Start of DATA SHOWN

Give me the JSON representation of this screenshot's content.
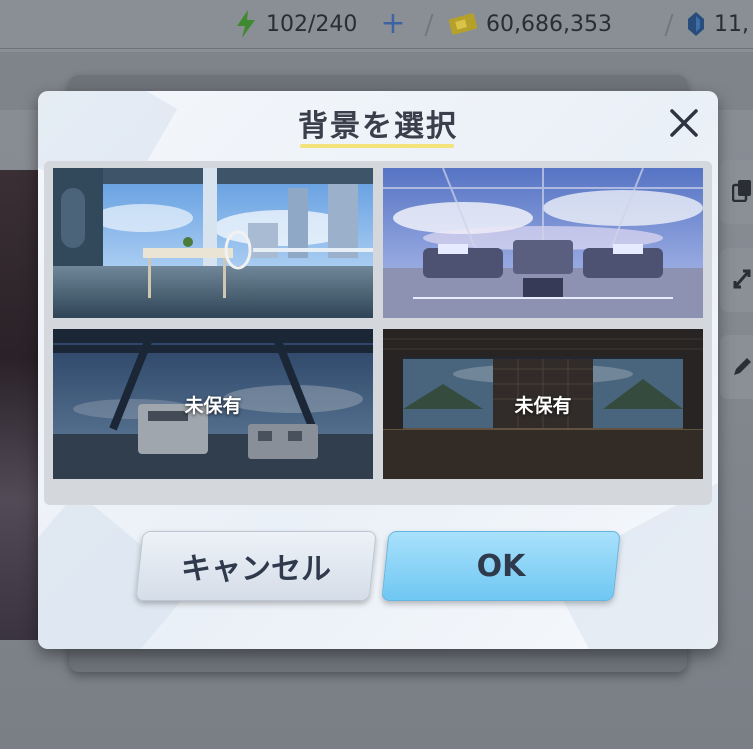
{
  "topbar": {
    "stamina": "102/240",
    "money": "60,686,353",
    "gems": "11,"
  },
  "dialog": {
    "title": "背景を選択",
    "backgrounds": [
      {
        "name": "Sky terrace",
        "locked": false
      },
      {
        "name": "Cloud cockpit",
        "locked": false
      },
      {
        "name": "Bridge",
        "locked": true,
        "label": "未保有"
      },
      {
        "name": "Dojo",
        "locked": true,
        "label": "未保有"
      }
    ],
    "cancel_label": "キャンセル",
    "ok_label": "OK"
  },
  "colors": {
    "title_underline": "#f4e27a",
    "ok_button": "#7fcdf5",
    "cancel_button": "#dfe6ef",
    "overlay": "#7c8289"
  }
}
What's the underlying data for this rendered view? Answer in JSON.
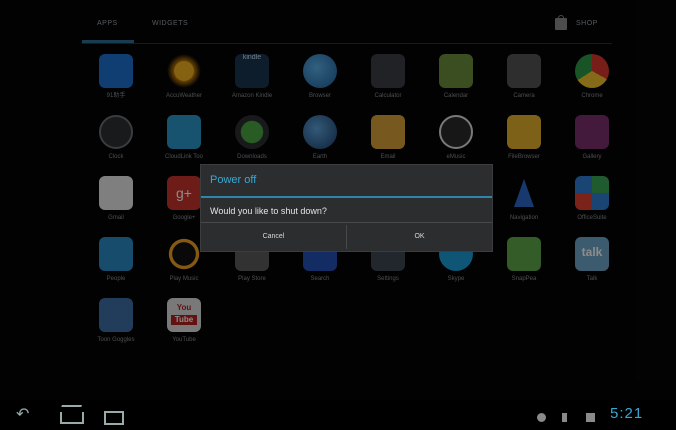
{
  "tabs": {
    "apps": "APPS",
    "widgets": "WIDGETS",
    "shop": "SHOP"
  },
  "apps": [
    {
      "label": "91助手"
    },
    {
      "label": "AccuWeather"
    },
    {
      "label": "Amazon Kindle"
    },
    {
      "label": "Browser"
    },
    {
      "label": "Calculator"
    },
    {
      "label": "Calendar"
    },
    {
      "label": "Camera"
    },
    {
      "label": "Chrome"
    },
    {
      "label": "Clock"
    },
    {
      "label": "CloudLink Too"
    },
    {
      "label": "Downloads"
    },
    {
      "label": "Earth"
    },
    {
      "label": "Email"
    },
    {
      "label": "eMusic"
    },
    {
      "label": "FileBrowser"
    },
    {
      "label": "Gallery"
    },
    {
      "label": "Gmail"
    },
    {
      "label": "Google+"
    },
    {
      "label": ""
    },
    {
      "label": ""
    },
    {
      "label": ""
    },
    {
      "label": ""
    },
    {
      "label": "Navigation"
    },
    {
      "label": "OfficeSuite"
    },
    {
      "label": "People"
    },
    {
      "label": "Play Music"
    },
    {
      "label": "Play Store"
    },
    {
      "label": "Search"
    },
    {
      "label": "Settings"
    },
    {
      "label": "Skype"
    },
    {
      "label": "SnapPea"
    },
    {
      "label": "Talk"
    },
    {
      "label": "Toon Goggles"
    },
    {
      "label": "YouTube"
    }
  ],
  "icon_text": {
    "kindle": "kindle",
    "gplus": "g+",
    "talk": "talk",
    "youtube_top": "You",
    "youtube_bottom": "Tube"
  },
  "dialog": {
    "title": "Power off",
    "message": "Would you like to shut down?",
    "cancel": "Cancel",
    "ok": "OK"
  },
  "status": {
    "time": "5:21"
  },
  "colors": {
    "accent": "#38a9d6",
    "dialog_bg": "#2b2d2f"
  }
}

End of DATA SHOWN

REQUEST
Give back the entries verbatim. Do not include any picture.

THE REPLY
Give me the JSON representation of this screenshot's content.
{
  "topbar": {
    "stamina": "102/240",
    "money": "60,686,353",
    "gems": "11,"
  },
  "dialog": {
    "title": "背景を選択",
    "backgrounds": [
      {
        "name": "Sky terrace",
        "locked": false
      },
      {
        "name": "Cloud cockpit",
        "locked": false
      },
      {
        "name": "Bridge",
        "locked": true,
        "label": "未保有"
      },
      {
        "name": "Dojo",
        "locked": true,
        "label": "未保有"
      }
    ],
    "cancel_label": "キャンセル",
    "ok_label": "OK"
  },
  "colors": {
    "title_underline": "#f4e27a",
    "ok_button": "#7fcdf5",
    "cancel_button": "#dfe6ef",
    "overlay": "#7c8289"
  }
}
What's the underlying data for this rendered view? Answer in JSON.
{
  "tabs": {
    "apps": "APPS",
    "widgets": "WIDGETS",
    "shop": "SHOP"
  },
  "apps": [
    {
      "label": "91助手"
    },
    {
      "label": "AccuWeather"
    },
    {
      "label": "Amazon Kindle"
    },
    {
      "label": "Browser"
    },
    {
      "label": "Calculator"
    },
    {
      "label": "Calendar"
    },
    {
      "label": "Camera"
    },
    {
      "label": "Chrome"
    },
    {
      "label": "Clock"
    },
    {
      "label": "CloudLink Too"
    },
    {
      "label": "Downloads"
    },
    {
      "label": "Earth"
    },
    {
      "label": "Email"
    },
    {
      "label": "eMusic"
    },
    {
      "label": "FileBrowser"
    },
    {
      "label": "Gallery"
    },
    {
      "label": "Gmail"
    },
    {
      "label": "Google+"
    },
    {
      "label": ""
    },
    {
      "label": ""
    },
    {
      "label": ""
    },
    {
      "label": ""
    },
    {
      "label": "Navigation"
    },
    {
      "label": "OfficeSuite"
    },
    {
      "label": "People"
    },
    {
      "label": "Play Music"
    },
    {
      "label": "Play Store"
    },
    {
      "label": "Search"
    },
    {
      "label": "Settings"
    },
    {
      "label": "Skype"
    },
    {
      "label": "SnapPea"
    },
    {
      "label": "Talk"
    },
    {
      "label": "Toon Goggles"
    },
    {
      "label": "YouTube"
    }
  ],
  "icon_text": {
    "kindle": "kindle",
    "gplus": "g+",
    "talk": "talk",
    "youtube_top": "You",
    "youtube_bottom": "Tube"
  },
  "dialog": {
    "title": "Power off",
    "message": "Would you like to shut down?",
    "cancel": "Cancel",
    "ok": "OK"
  },
  "status": {
    "time": "5:21"
  },
  "colors": {
    "accent": "#38a9d6",
    "dialog_bg": "#2b2d2f"
  }
}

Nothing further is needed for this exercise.